====== DATA FOR PROCESSING ======

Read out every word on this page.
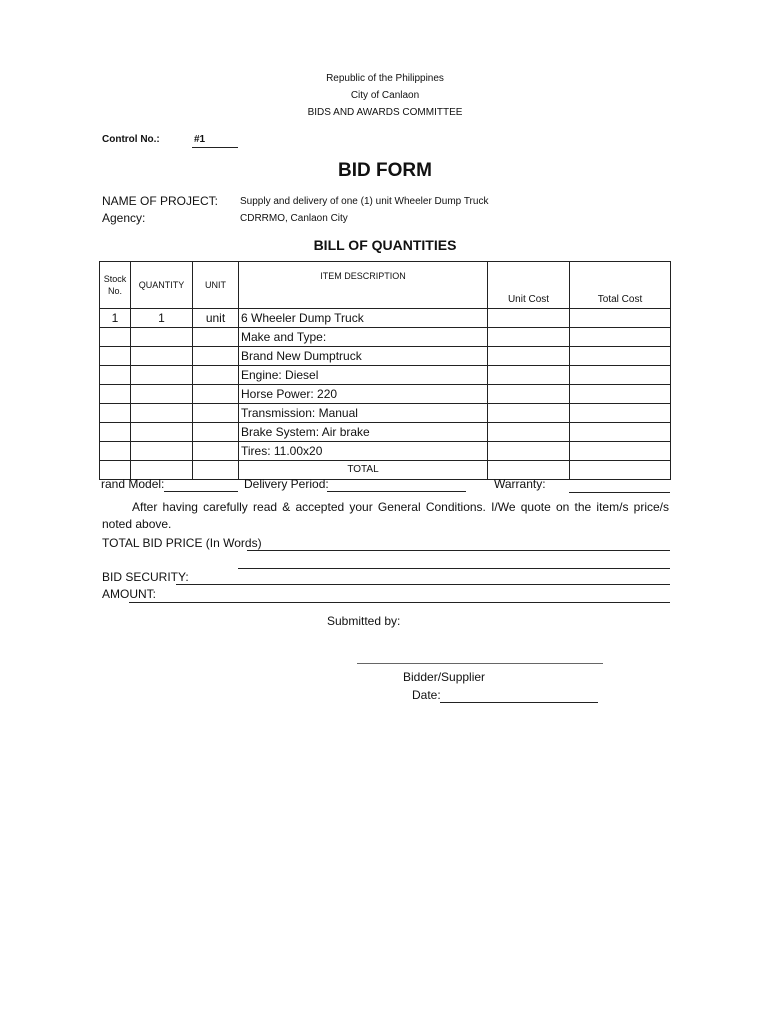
Republic of the Philippines
City of Canlaon
BIDS AND AWARDS COMMITTEE
Control No.:	#1
BID FORM
NAME OF PROJECT: Supply and delivery of one (1) unit Wheeler Dump Truck
Agency:	CDRRMO, Canlaon City
BILL OF QUANTITIES
Stock No.	QUANTITY	UNIT	ITEM DESCRIPTION	Unit Cost	Total Cost
1	1	unit	6 Wheeler Dump Truck		
			Make and Type:		
			Brand New Dumptruck		
			Engine: Diesel		
			Horse Power: 220		
			Transmission: Manual		
			Brake System: Air brake		
			Tires: 11.00x20		
			TOTAL		
rand Model:	Delivery Period:	Warranty:
After having carefully read & accepted your General Conditions. I/We quote on the item/s price/s noted above.
TOTAL BID PRICE (In Words)
BID SECURITY:
AMOUNT:
Submitted by:
Bidder/Supplier
Date:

======

Transcribe the full listing character for character. Pictures are excluded.

Read out every word on this page.
Republic of the Philippines
City of Canlaon
BIDS AND AWARDS COMMITTEE
Control No.:	#1
BID FORM
NAME OF PROJECT: Supply and delivery of one (1) unit Wheeler Dump Truck
Agency:	CDRRMO, Canlaon City
BILL OF QUANTITIES
Stock No.	QUANTITY	UNIT	ITEM DESCRIPTION	Unit Cost	Total Cost
1	1	unit	6 Wheeler Dump Truck		
			Make and Type:		
			Brand New Dumptruck		
			Engine: Diesel		
			Horse Power: 220		
			Transmission: Manual		
			Brake System: Air brake		
			Tires: 11.00x20		
			TOTAL		
rand Model:	Delivery Period:	Warranty:
After having carefully read & accepted your General Conditions. I/We quote on the item/s price/s noted above.
TOTAL BID PRICE (In Words)
BID SECURITY:
AMOUNT:
Submitted by:
Bidder/Supplier
Date:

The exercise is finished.